Written instruction: What follows is a block of records; restate each one word for word.

[Collected data entries]
══════════
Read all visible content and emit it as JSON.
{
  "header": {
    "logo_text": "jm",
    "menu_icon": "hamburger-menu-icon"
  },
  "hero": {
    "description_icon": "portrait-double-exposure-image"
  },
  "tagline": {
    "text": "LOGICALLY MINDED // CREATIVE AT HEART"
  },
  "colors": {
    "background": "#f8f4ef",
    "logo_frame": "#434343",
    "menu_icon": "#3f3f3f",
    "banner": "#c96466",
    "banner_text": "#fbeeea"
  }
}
══════════
The result:
Read all visible content and emit it as JSON.
{
  "header": {
    "logo_text": "jm",
    "menu_icon": "hamburger-menu-icon"
  },
  "hero": {
    "description_icon": "portrait-double-exposure-image"
  },
  "tagline": {
    "text": "LOGICALLY MINDED // CREATIVE AT HEART"
  },
  "colors": {
    "background": "#f8f4ef",
    "logo_frame": "#434343",
    "menu_icon": "#3f3f3f",
    "banner": "#c96466",
    "banner_text": "#fbeeea"
  }
}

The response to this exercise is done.